(Layout data entries)

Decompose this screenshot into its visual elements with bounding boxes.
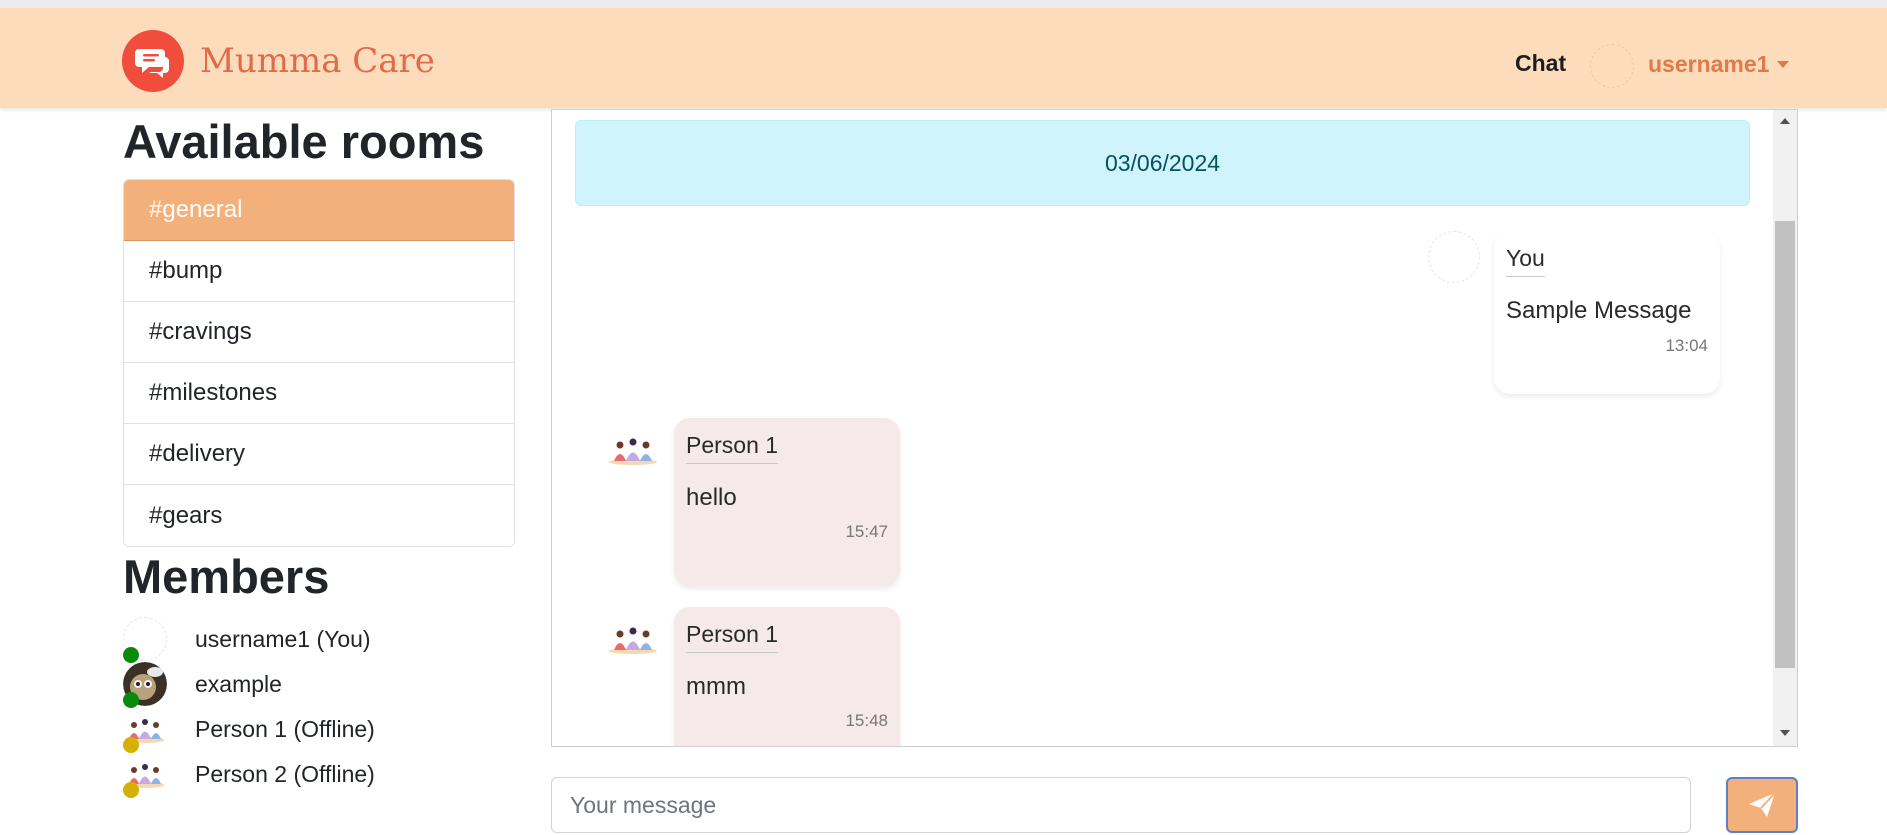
message-bubble-other: Person 1 hello 15:47 [674,418,900,586]
scroll-down-arrow-icon[interactable] [1780,730,1790,736]
paper-plane-icon [1749,792,1776,817]
meditation-avatar [607,621,659,661]
message-text: hello [686,484,737,511]
message-bubble-other: Person 1 mmm 15:48 [674,607,900,746]
message-text: Sample Message [1506,297,1692,324]
rooms-list: #general #bump #cravings #milestones #de… [123,179,515,547]
blank-avatar [1428,231,1480,283]
member-name: Person 2 (Offline) [195,761,375,787]
members-heading: Members [123,550,330,603]
user-avatar[interactable] [1590,44,1634,88]
chat-bubble-logo-icon [122,30,184,92]
room-item-cravings[interactable]: #cravings [124,302,514,363]
message-sender: Person 1 [686,432,779,464]
room-item-general[interactable]: #general [124,180,514,241]
room-item-gears[interactable]: #gears [124,485,514,546]
member-item[interactable]: Person 2 (Offline) [123,752,523,798]
offline-status-dot [123,737,139,753]
member-item[interactable]: Person 1 (Offline) [123,707,523,753]
member-name: Person 1 (Offline) [195,716,375,742]
nav-link-chat[interactable]: Chat [1515,50,1566,77]
chat-messages-panel[interactable]: 03/06/2024 You Sample Message 13:04 Pers… [551,109,1798,747]
offline-status-dot [123,782,139,798]
chat-scrollbar[interactable] [1773,110,1797,746]
room-item-delivery[interactable]: #delivery [124,424,514,485]
message-sender: Person 1 [686,621,779,653]
message-time: 15:48 [845,711,888,730]
message-input[interactable] [551,777,1691,833]
send-button[interactable] [1726,777,1798,833]
message-sender: You [1506,245,1545,277]
date-separator: 03/06/2024 [575,120,1750,206]
message-time: 13:04 [1665,336,1708,355]
brand[interactable]: Mumma Care [122,30,435,92]
message-bubble-mine: You Sample Message 13:04 [1494,231,1720,394]
room-item-bump[interactable]: #bump [124,241,514,302]
navbar: Mumma Care Chat username1 [0,8,1887,108]
member-name: example [195,671,282,697]
scrollbar-thumb[interactable] [1775,221,1795,668]
online-status-dot [123,692,139,708]
caret-down-icon [1777,61,1790,68]
user-menu-dropdown[interactable]: username1 [1648,51,1790,78]
username-label: username1 [1648,51,1770,77]
member-item[interactable]: username1 (You) [123,617,523,663]
message-text: mmm [686,673,746,700]
member-name: username1 (You) [195,626,371,652]
brand-name: Mumma Care [200,41,435,81]
message-time: 15:47 [845,522,888,541]
meditation-avatar [607,432,659,472]
room-item-milestones[interactable]: #milestones [124,363,514,424]
rooms-heading: Available rooms [123,115,485,168]
online-status-dot [123,647,139,663]
scroll-up-arrow-icon[interactable] [1780,118,1790,124]
member-item[interactable]: example [123,662,523,708]
browser-top-edge [0,0,1887,8]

◆ TASK REQUIREMENTS: Repeat all of the data above line for line, leaving out the picture.

◆ FULL ANSWER:
Decompose this screenshot into its visual elements with bounding boxes.
message-bubble-other: Person 1 hello 15:47 [674,418,900,586]
scroll-down-arrow-icon[interactable] [1780,730,1790,736]
paper-plane-icon [1749,792,1776,817]
meditation-avatar [607,621,659,661]
message-text: hello [686,484,737,511]
message-bubble-other: Person 1 mmm 15:48 [674,607,900,746]
message-text: Sample Message [1506,297,1692,324]
rooms-list: #general #bump #cravings #milestones #de… [123,179,515,547]
blank-avatar [1428,231,1480,283]
member-name: Person 2 (Offline) [195,761,375,787]
members-heading: Members [123,550,330,603]
user-avatar[interactable] [1590,44,1634,88]
chat-bubble-logo-icon [122,30,184,92]
room-item-cravings[interactable]: #cravings [124,302,514,363]
message-sender: Person 1 [686,432,779,464]
room-item-general[interactable]: #general [124,180,514,241]
room-item-gears[interactable]: #gears [124,485,514,546]
member-item[interactable]: Person 2 (Offline) [123,752,523,798]
offline-status-dot [123,737,139,753]
member-item[interactable]: Person 1 (Offline) [123,707,523,753]
member-name: Person 1 (Offline) [195,716,375,742]
nav-link-chat[interactable]: Chat [1515,50,1566,77]
chat-messages-panel[interactable]: 03/06/2024 You Sample Message 13:04 Pers… [551,109,1798,747]
offline-status-dot [123,782,139,798]
chat-scrollbar[interactable] [1773,110,1797,746]
room-item-delivery[interactable]: #delivery [124,424,514,485]
message-sender: Person 1 [686,621,779,653]
message-time: 15:48 [845,711,888,730]
message-input[interactable] [551,777,1691,833]
send-button[interactable] [1726,777,1798,833]
message-sender: You [1506,245,1545,277]
date-separator: 03/06/2024 [575,120,1750,206]
message-time: 13:04 [1665,336,1708,355]
brand[interactable]: Mumma Care [122,30,435,92]
message-bubble-mine: You Sample Message 13:04 [1494,231,1720,394]
room-item-bump[interactable]: #bump [124,241,514,302]
navbar: Mumma Care Chat username1 [0,8,1887,108]
member-name: example [195,671,282,697]
scrollbar-thumb[interactable] [1775,221,1795,668]
online-status-dot [123,692,139,708]
caret-down-icon [1777,61,1790,68]
user-menu-dropdown[interactable]: username1 [1648,51,1790,78]
username-label: username1 [1648,51,1770,77]
member-item[interactable]: username1 (You) [123,617,523,663]
message-text: mmm [686,673,746,700]
member-name: username1 (You) [195,626,371,652]
brand-name: Mumma Care [200,41,435,81]
message-time: 15:47 [845,522,888,541]
meditation-avatar [607,432,659,472]
room-item-milestones[interactable]: #milestones [124,363,514,424]
rooms-heading: Available rooms [123,115,485,168]
online-status-dot [123,647,139,663]
scroll-up-arrow-icon[interactable] [1780,118,1790,124]
member-item[interactable]: example [123,662,523,708]
browser-top-edge [0,0,1887,8]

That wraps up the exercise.